EXERCISE DESCRIPTION:
The whole listing, exactly as given: write it out, leaving out each image.

INFORMATION SUPPLIED:
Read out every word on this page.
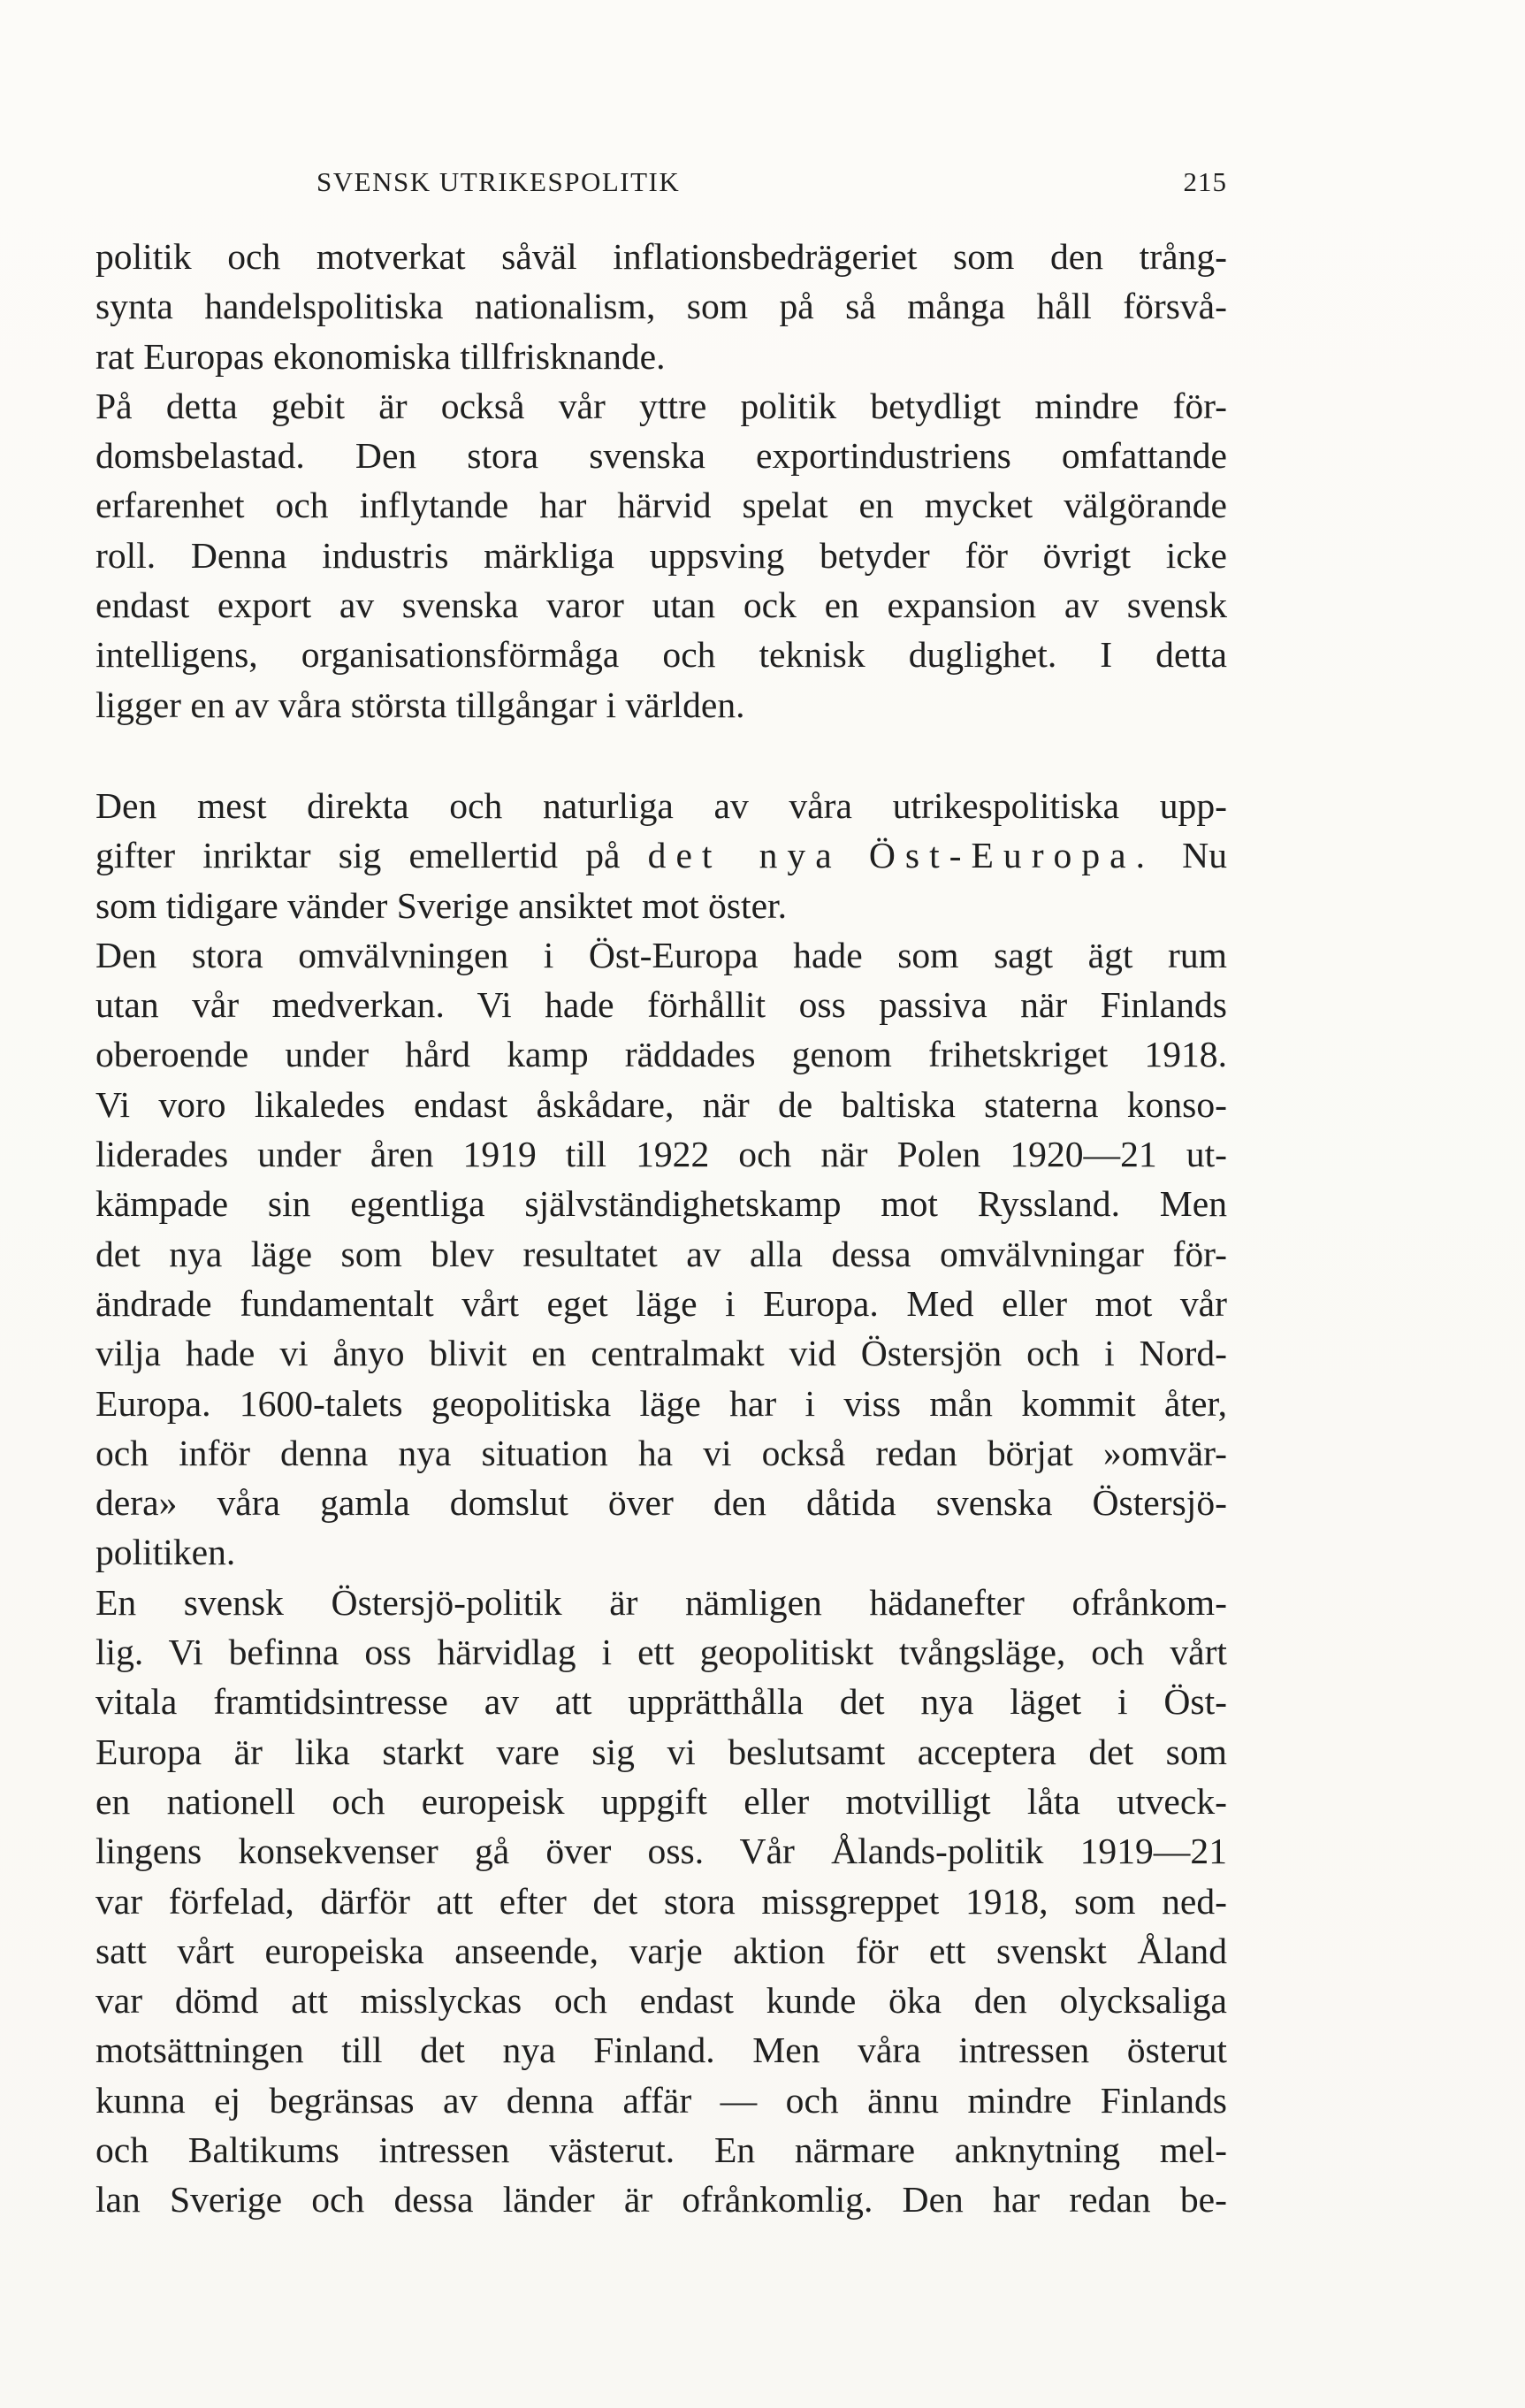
SVENSK UTRIKESPOLITIK	215
politik och motverkat såväl inflationsbedrägeriet som den trång-
synta handelspolitiska nationalism, som på så många håll försvå-
rat Europas ekonomiska tillfrisknande.
På detta gebit är också vår yttre politik betydligt mindre för-
domsbelastad. Den stora svenska exportindustriens omfattande
erfarenhet och inflytande har härvid spelat en mycket välgörande
roll. Denna industris märkliga uppsving betyder för övrigt icke
endast export av svenska varor utan ock en expansion av svensk
intelligens, organisationsförmåga och teknisk duglighet. I detta
ligger en av våra största tillgångar i världen.
Den mest direkta och naturliga av våra utrikespolitiska upp-
gifter inriktar sig emellertid på det nya Öst-Europa. Nu
som tidigare vänder Sverige ansiktet mot öster.
Den stora omvälvningen i Öst-Europa hade som sagt ägt rum
utan vår medverkan. Vi hade förhållit oss passiva när Finlands
oberoende under hård kamp räddades genom frihetskriget 1918.
Vi voro likaledes endast åskådare, när de baltiska staterna konso-
liderades under åren 1919 till 1922 och när Polen 1920—21 ut-
kämpade sin egentliga självständighetskamp mot Ryssland. Men
det nya läge som blev resultatet av alla dessa omvälvningar för-
ändrade fundamentalt vårt eget läge i Europa. Med eller mot vår
vilja hade vi ånyo blivit en centralmakt vid Östersjön och i Nord-
Europa. 1600-talets geopolitiska läge har i viss mån kommit åter,
och inför denna nya situation ha vi också redan börjat »omvär-
dera» våra gamla domslut över den dåtida svenska Östersjö-
politiken.
En svensk Östersjö-politik är nämligen hädanefter ofrånkom-
lig. Vi befinna oss härvidlag i ett geopolitiskt tvångsläge, och vårt
vitala framtidsintresse av att upprätthålla det nya läget i Öst-
Europa är lika starkt vare sig vi beslutsamt acceptera det som
en nationell och europeisk uppgift eller motvilligt låta utveck-
lingens konsekvenser gå över oss. Vår Ålands-politik 1919—21
var förfelad, därför att efter det stora missgreppet 1918, som ned-
satt vårt europeiska anseende, varje aktion för ett svenskt Åland
var dömd att misslyckas och endast kunde öka den olycksaliga
motsättningen till det nya Finland. Men våra intressen österut
kunna ej begränsas av denna affär — och ännu mindre Finlands
och Baltikums intressen västerut. En närmare anknytning mel-
lan Sverige och dessa länder är ofrånkomlig. Den har redan be-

TASK ANSWER:
Read out every word on this page.
SVENSK UTRIKESPOLITIK	215
politik och motverkat såväl inflationsbedrägeriet som den trång-
synta handelspolitiska nationalism, som på så många håll försvå-
rat Europas ekonomiska tillfrisknande.
På detta gebit är också vår yttre politik betydligt mindre för-
domsbelastad. Den stora svenska exportindustriens omfattande
erfarenhet och inflytande har härvid spelat en mycket välgörande
roll. Denna industris märkliga uppsving betyder för övrigt icke
endast export av svenska varor utan ock en expansion av svensk
intelligens, organisationsförmåga och teknisk duglighet. I detta
ligger en av våra största tillgångar i världen.
Den mest direkta och naturliga av våra utrikespolitiska upp-
gifter inriktar sig emellertid på det nya Öst-Europa. Nu
som tidigare vänder Sverige ansiktet mot öster.
Den stora omvälvningen i Öst-Europa hade som sagt ägt rum
utan vår medverkan. Vi hade förhållit oss passiva när Finlands
oberoende under hård kamp räddades genom frihetskriget 1918.
Vi voro likaledes endast åskådare, när de baltiska staterna konso-
liderades under åren 1919 till 1922 och när Polen 1920—21 ut-
kämpade sin egentliga självständighetskamp mot Ryssland. Men
det nya läge som blev resultatet av alla dessa omvälvningar för-
ändrade fundamentalt vårt eget läge i Europa. Med eller mot vår
vilja hade vi ånyo blivit en centralmakt vid Östersjön och i Nord-
Europa. 1600-talets geopolitiska läge har i viss mån kommit åter,
och inför denna nya situation ha vi också redan börjat »omvär-
dera» våra gamla domslut över den dåtida svenska Östersjö-
politiken.
En svensk Östersjö-politik är nämligen hädanefter ofrånkom-
lig. Vi befinna oss härvidlag i ett geopolitiskt tvångsläge, och vårt
vitala framtidsintresse av att upprätthålla det nya läget i Öst-
Europa är lika starkt vare sig vi beslutsamt acceptera det som
en nationell och europeisk uppgift eller motvilligt låta utveck-
lingens konsekvenser gå över oss. Vår Ålands-politik 1919—21
var förfelad, därför att efter det stora missgreppet 1918, som ned-
satt vårt europeiska anseende, varje aktion för ett svenskt Åland
var dömd att misslyckas och endast kunde öka den olycksaliga
motsättningen till det nya Finland. Men våra intressen österut
kunna ej begränsas av denna affär — och ännu mindre Finlands
och Baltikums intressen västerut. En närmare anknytning mel-
lan Sverige och dessa länder är ofrånkomlig. Den har redan be-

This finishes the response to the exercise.